◆ DATA EXTRACT ◆
>>>

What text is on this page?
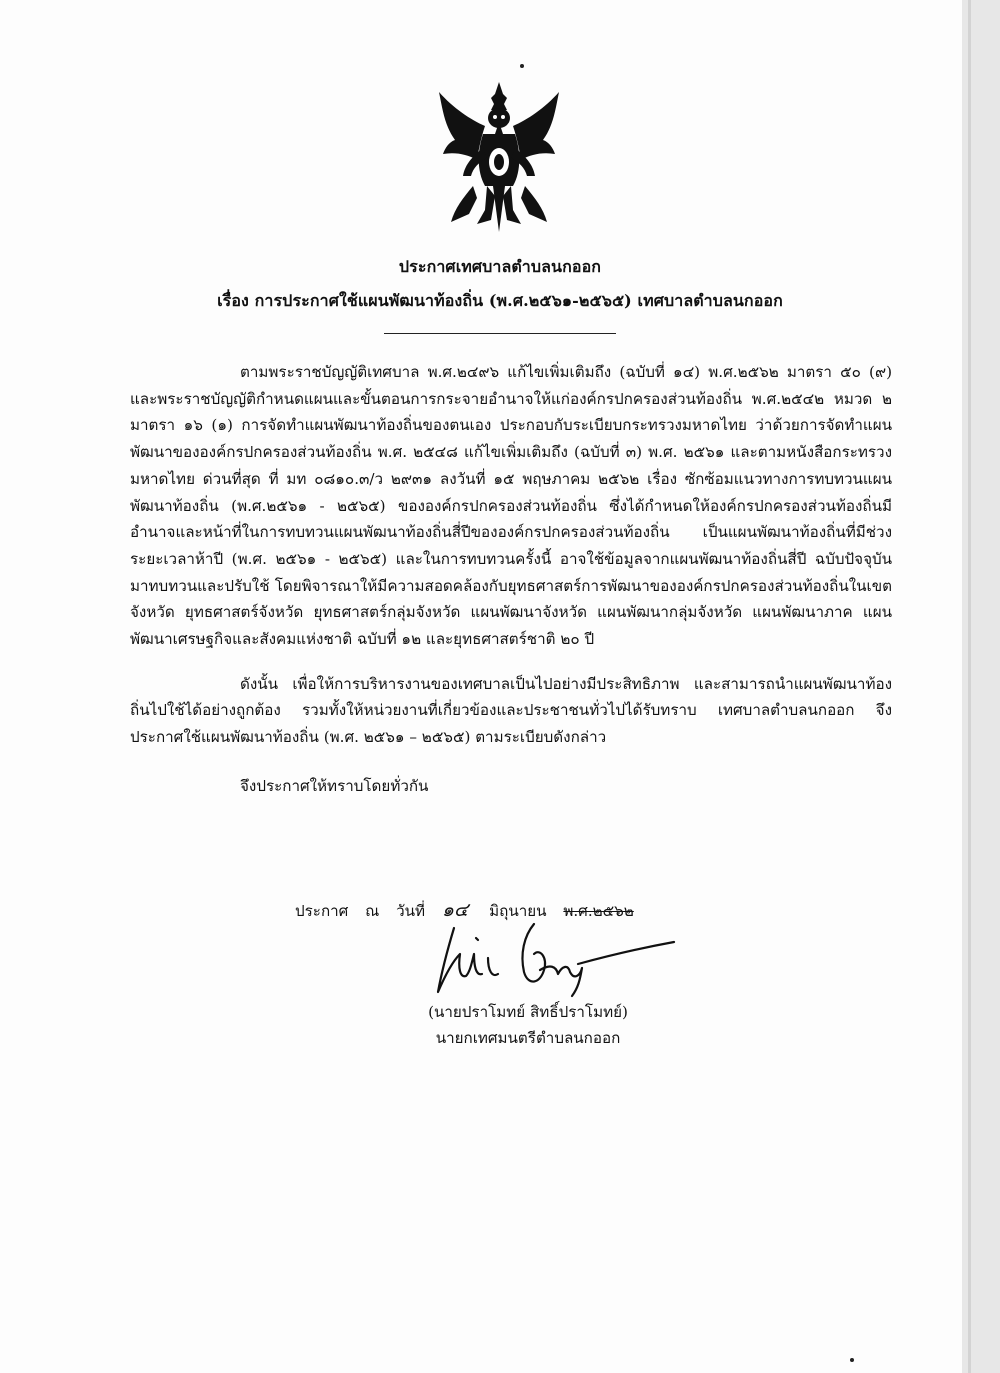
ประกาศเทศบาลตำบลนกออก
เรื่อง การประกาศใช้แผนพัฒนาท้องถิ่น (พ.ศ.๒๕๖๑-๒๕๖๕) เทศบาลตำบลนกออก

ตามพระราชบัญญัติเทศบาล พ.ศ.๒๔๙๖ แก้ไขเพิ่มเติมถึง (ฉบับที่ ๑๔) พ.ศ.๒๕๖๒ มาตรา ๕๐ (๙) และพระราชบัญญัติกำหนดแผนและขั้นตอนการกระจายอำนาจให้แก่องค์กรปกครองส่วนท้องถิ่น พ.ศ.๒๕๔๒ หมวด ๒ มาตรา ๑๖ (๑) การจัดทำแผนพัฒนาท้องถิ่นของตนเอง ประกอบกับระเบียบกระทรวงมหาดไทย ว่าด้วยการจัดทำแผนพัฒนาขององค์กรปกครองส่วนท้องถิ่น พ.ศ. ๒๕๔๘ แก้ไขเพิ่มเติมถึง (ฉบับที่ ๓) พ.ศ. ๒๕๖๑ และตามหนังสือกระทรวงมหาดไทย ด่วนที่สุด ที่ มท ๐๘๑๐.๓/ว ๒๙๓๑ ลงวันที่ ๑๕ พฤษภาคม ๒๕๖๒ เรื่อง ซักซ้อมแนวทางการทบทวนแผนพัฒนาท้องถิ่น (พ.ศ.๒๕๖๑ - ๒๕๖๕) ขององค์กรปกครองส่วนท้องถิ่น ซึ่งได้กำหนดให้องค์กรปกครองส่วนท้องถิ่นมีอำนาจและหน้าที่ในการทบทวนแผนพัฒนาท้องถิ่นสี่ปีขององค์กรปกครองส่วนท้องถิ่น เป็นแผนพัฒนาท้องถิ่นที่มีช่วงระยะเวลาห้าปี (พ.ศ. ๒๕๖๑ - ๒๕๖๕) และในการทบทวนครั้งนี้ อาจใช้ข้อมูลจากแผนพัฒนาท้องถิ่นสี่ปี ฉบับปัจจุบันมาทบทวนและปรับใช้ โดยพิจารณาให้มีความสอดคล้องกับยุทธศาสตร์การพัฒนาขององค์กรปกครองส่วนท้องถิ่นในเขตจังหวัด ยุทธศาสตร์จังหวัด ยุทธศาสตร์กลุ่มจังหวัด แผนพัฒนาจังหวัด แผนพัฒนากลุ่มจังหวัด แผนพัฒนาภาค แผนพัฒนาเศรษฐกิจและสังคมแห่งชาติ ฉบับที่ ๑๒ และยุทธศาสตร์ชาติ ๒๐ ปี

ดังนั้น เพื่อให้การบริหารงานของเทศบาลเป็นไปอย่างมีประสิทธิภาพ และสามารถนำแผนพัฒนาท้องถิ่นไปใช้ได้อย่างถูกต้อง รวมทั้งให้หน่วยงานที่เกี่ยวข้องและประชาชนทั่วไปได้รับทราบ เทศบาลตำบลนกออก จึงประกาศใช้แผนพัฒนาท้องถิ่น (พ.ศ. ๒๕๖๑ – ๒๕๖๕) ตามระเบียบดังกล่าว

จึงประกาศให้ทราบโดยทั่วกัน

ประกาศ ณ วันที่ ๑๔ มิถุนายน พ.ศ.๒๕๖๒
(นายปราโมทย์ สิทธิ์ปราโมทย์)
นายกเทศมนตรีตำบลนกออก
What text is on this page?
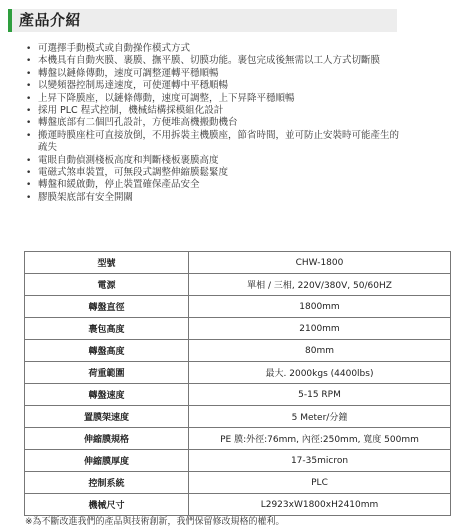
產品介紹
• 可選擇手動模式或自動操作模式方式
• 本機具有自動夾膜、裹膜、撫平膜、切膜功能。裹包完成後無需以工人方式切斷膜
• 轉盤以鏈條傳動，速度可調整運轉平穩順暢
• 以變頻器控制馬達速度，可使運轉中平穩順暢
• 上昇下降膜座，以鏈條傳動，速度可調整，上下昇降平穩順暢
• 採用 PLC 程式控制，機械結構採模組化設計
• 轉盤底部有二個凹孔設計，方便堆高機搬動機台
• 搬運時膜座柱可直接放倒，不用拆裝主機膜座，節省時間，並可防止安裝時可能產生的疏失
• 電眼自動偵測棧板高度和判斷棧板裹膜高度
• 電磁式煞車裝置，可無段式調整伸縮膜鬆緊度
• 轉盤和緩啟動，停止裝置確保產品安全
• 膠膜架底部有安全開關
型號	CHW-1800
電源	單相 / 三相, 220V/380V, 50/60HZ
轉盤直徑	1800mm
裹包高度	2100mm
轉盤高度	80mm
荷重範圍	最大. 2000kgs (4400lbs)
轉盤速度	5-15 RPM
置膜架速度	5 Meter/分鐘
伸縮膜規格	PE 膜:外徑:76mm, 內徑:250mm, 寬度 500mm
伸縮膜厚度	17-35micron
控制系統	PLC
機械尺寸	L2923xW1800xH2410mm
※為不斷改進我們的產品與技術創新，我們保留修改規格的權利。
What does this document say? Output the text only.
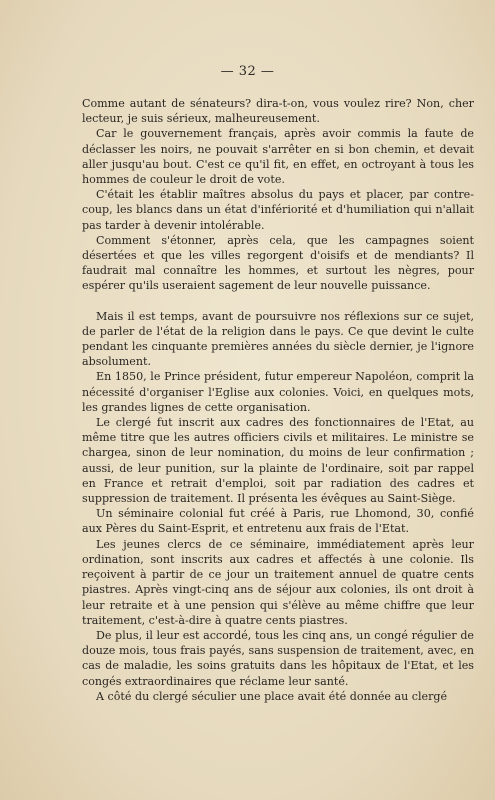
— 32 —

Comme autant de sénateurs? dira-t-on, vous voulez rire? Non, cher lecteur, je suis sérieux, malheureusement.

Car le gouvernement français, après avoir commis la faute de déclasser les noirs, ne pouvait s'arrêter en si bon chemin, et devait aller jusqu'au bout. C'est ce qu'il fit, en effet, en octroyant à tous les hommes de couleur le droit de vote.

C'était les établir maîtres absolus du pays et placer, par contre-coup, les blancs dans un état d'infériorité et d'humiliation qui n'allait pas tarder à devenir intolérable.

Comment s'étonner, après cela, que les campagnes soient désertées et que les villes regorgent d'oisifs et de mendiants? Il faudrait mal connaître les hommes, et surtout les nègres, pour espérer qu'ils useraient sagement de leur nouvelle puissance.

Mais il est temps, avant de poursuivre nos réflexions sur ce sujet, de parler de l'état de la religion dans le pays. Ce que devint le culte pendant les cinquante premières années du siècle dernier, je l'ignore absolument.

En 1850, le Prince président, futur empereur Napoléon, comprit la nécessité d'organiser l'Eglise aux colonies. Voici, en quelques mots, les grandes lignes de cette organisation.

Le clergé fut inscrit aux cadres des fonctionnaires de l'Etat, au même titre que les autres officiers civils et militaires. Le ministre se chargea, sinon de leur nomination, du moins de leur confirmation ; aussi, de leur punition, sur la plainte de l'ordinaire, soit par rappel en France et retrait d'emploi, soit par radiation des cadres et suppression de traitement. Il présenta les évêques au Saint-Siège.

Un séminaire colonial fut créé à Paris, rue Lhomond, 30, confié aux Pères du Saint-Esprit, et entretenu aux frais de l'Etat.

Les jeunes clercs de ce séminaire, immédiatement après leur ordination, sont inscrits aux cadres et affectés à une colonie. Ils reçoivent à partir de ce jour un traitement annuel de quatre cents piastres. Après vingt-cinq ans de séjour aux colonies, ils ont droit à leur retraite et à une pension qui s'élève au même chiffre que leur traitement, c'est-à-dire à quatre cents piastres.

De plus, il leur est accordé, tous les cinq ans, un congé régulier de douze mois, tous frais payés, sans suspension de traitement, avec, en cas de maladie, les soins gratuits dans les hôpitaux de l'Etat, et les congés extraordinaires que réclame leur santé.

A côté du clergé séculier une place avait été donnée au clergé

<<<

◆ STATED GOAL ◆
Print each record exactly as it stands, leaving the images out.

◆ ANSWER IN FULL ◆
What text is on this page?
ประกาศเทศบาลตำบลนกออก
เรื่อง การประกาศใช้แผนพัฒนาท้องถิ่น (พ.ศ.๒๕๖๑-๒๕๖๕) เทศบาลตำบลนกออก

ตามพระราชบัญญัติเทศบาล พ.ศ.๒๔๙๖ แก้ไขเพิ่มเติมถึง (ฉบับที่ ๑๔) พ.ศ.๒๕๖๒ มาตรา ๕๐ (๙) และพระราชบัญญัติกำหนดแผนและขั้นตอนการกระจายอำนาจให้แก่องค์กรปกครองส่วนท้องถิ่น พ.ศ.๒๕๔๒ หมวด ๒ มาตรา ๑๖ (๑) การจัดทำแผนพัฒนาท้องถิ่นของตนเอง ประกอบกับระเบียบกระทรวงมหาดไทย ว่าด้วยการจัดทำแผนพัฒนาขององค์กรปกครองส่วนท้องถิ่น พ.ศ. ๒๕๔๘ แก้ไขเพิ่มเติมถึง (ฉบับที่ ๓) พ.ศ. ๒๕๖๑ และตามหนังสือกระทรวงมหาดไทย ด่วนที่สุด ที่ มท ๐๘๑๐.๓/ว ๒๙๓๑ ลงวันที่ ๑๕ พฤษภาคม ๒๕๖๒ เรื่อง ซักซ้อมแนวทางการทบทวนแผนพัฒนาท้องถิ่น (พ.ศ.๒๕๖๑ - ๒๕๖๕) ขององค์กรปกครองส่วนท้องถิ่น ซึ่งได้กำหนดให้องค์กรปกครองส่วนท้องถิ่นมีอำนาจและหน้าที่ในการทบทวนแผนพัฒนาท้องถิ่นสี่ปีขององค์กรปกครองส่วนท้องถิ่น เป็นแผนพัฒนาท้องถิ่นที่มีช่วงระยะเวลาห้าปี (พ.ศ. ๒๕๖๑ - ๒๕๖๕) และในการทบทวนครั้งนี้ อาจใช้ข้อมูลจากแผนพัฒนาท้องถิ่นสี่ปี ฉบับปัจจุบันมาทบทวนและปรับใช้ โดยพิจารณาให้มีความสอดคล้องกับยุทธศาสตร์การพัฒนาขององค์กรปกครองส่วนท้องถิ่นในเขตจังหวัด ยุทธศาสตร์จังหวัด ยุทธศาสตร์กลุ่มจังหวัด แผนพัฒนาจังหวัด แผนพัฒนากลุ่มจังหวัด แผนพัฒนาภาค แผนพัฒนาเศรษฐกิจและสังคมแห่งชาติ ฉบับที่ ๑๒ และยุทธศาสตร์ชาติ ๒๐ ปี

ดังนั้น เพื่อให้การบริหารงานของเทศบาลเป็นไปอย่างมีประสิทธิภาพ และสามารถนำแผนพัฒนาท้องถิ่นไปใช้ได้อย่างถูกต้อง รวมทั้งให้หน่วยงานที่เกี่ยวข้องและประชาชนทั่วไปได้รับทราบ เทศบาลตำบลนกออก จึงประกาศใช้แผนพัฒนาท้องถิ่น (พ.ศ. ๒๕๖๑ – ๒๕๖๕) ตามระเบียบดังกล่าว

จึงประกาศให้ทราบโดยทั่วกัน

ประกาศ ณ วันที่ ๑๔ มิถุนายน พ.ศ.๒๕๖๒
(นายปราโมทย์ สิทธิ์ปราโมทย์)
นายกเทศมนตรีตำบลนกออก
What text is on this page?
產品介紹
• 可選擇手動模式或自動操作模式方式
• 本機具有自動夾膜、裹膜、撫平膜、切膜功能。裹包完成後無需以工人方式切斷膜
• 轉盤以鏈條傳動，速度可調整運轉平穩順暢
• 以變頻器控制馬達速度，可使運轉中平穩順暢
• 上昇下降膜座，以鏈條傳動，速度可調整，上下昇降平穩順暢
• 採用 PLC 程式控制，機械結構採模組化設計
• 轉盤底部有二個凹孔設計，方便堆高機搬動機台
• 搬運時膜座柱可直接放倒，不用拆裝主機膜座，節省時間，並可防止安裝時可能產生的疏失
• 電眼自動偵測棧板高度和判斷棧板裹膜高度
• 電磁式煞車裝置，可無段式調整伸縮膜鬆緊度
• 轉盤和緩啟動，停止裝置確保產品安全
• 膠膜架底部有安全開關
型號	CHW-1800
電源	單相 / 三相, 220V/380V, 50/60HZ
轉盤直徑	1800mm
裹包高度	2100mm
轉盤高度	80mm
荷重範圍	最大. 2000kgs (4400lbs)
轉盤速度	5-15 RPM
置膜架速度	5 Meter/分鐘
伸縮膜規格	PE 膜:外徑:76mm, 內徑:250mm, 寬度 500mm
伸縮膜厚度	17-35micron
控制系統	PLC
機械尺寸	L2923xW1800xH2410mm
※為不斷改進我們的產品與技術創新，我們保留修改規格的權利。
What does this document say? Output the text only.
— 32 —

Comme autant de sénateurs? dira-t-on, vous voulez rire? Non, cher lecteur, je suis sérieux, malheureusement.

Car le gouvernement français, après avoir commis la faute de déclasser les noirs, ne pouvait s'arrêter en si bon chemin, et devait aller jusqu'au bout. C'est ce qu'il fit, en effet, en octroyant à tous les hommes de couleur le droit de vote.

C'était les établir maîtres absolus du pays et placer, par contre-coup, les blancs dans un état d'infériorité et d'humiliation qui n'allait pas tarder à devenir intolérable.

Comment s'étonner, après cela, que les campagnes soient désertées et que les villes regorgent d'oisifs et de mendiants? Il faudrait mal connaître les hommes, et surtout les nègres, pour espérer qu'ils useraient sagement de leur nouvelle puissance.

Mais il est temps, avant de poursuivre nos réflexions sur ce sujet, de parler de l'état de la religion dans le pays. Ce que devint le culte pendant les cinquante premières années du siècle dernier, je l'ignore absolument.

En 1850, le Prince président, futur empereur Napoléon, comprit la nécessité d'organiser l'Eglise aux colonies. Voici, en quelques mots, les grandes lignes de cette organisation.

Le clergé fut inscrit aux cadres des fonctionnaires de l'Etat, au même titre que les autres officiers civils et militaires. Le ministre se chargea, sinon de leur nomination, du moins de leur confirmation ; aussi, de leur punition, sur la plainte de l'ordinaire, soit par rappel en France et retrait d'emploi, soit par radiation des cadres et suppression de traitement. Il présenta les évêques au Saint-Siège.

Un séminaire colonial fut créé à Paris, rue Lhomond, 30, confié aux Pères du Saint-Esprit, et entretenu aux frais de l'Etat.

Les jeunes clercs de ce séminaire, immédiatement après leur ordination, sont inscrits aux cadres et affectés à une colonie. Ils reçoivent à partir de ce jour un traitement annuel de quatre cents piastres. Après vingt-cinq ans de séjour aux colonies, ils ont droit à leur retraite et à une pension qui s'élève au même chiffre que leur traitement, c'est-à-dire à quatre cents piastres.

De plus, il leur est accordé, tous les cinq ans, un congé régulier de douze mois, tous frais payés, sans suspension de traitement, avec, en cas de maladie, les soins gratuits dans les hôpitaux de l'Etat, et les congés extraordinaires que réclame leur santé.

A côté du clergé séculier une place avait été donnée au clergé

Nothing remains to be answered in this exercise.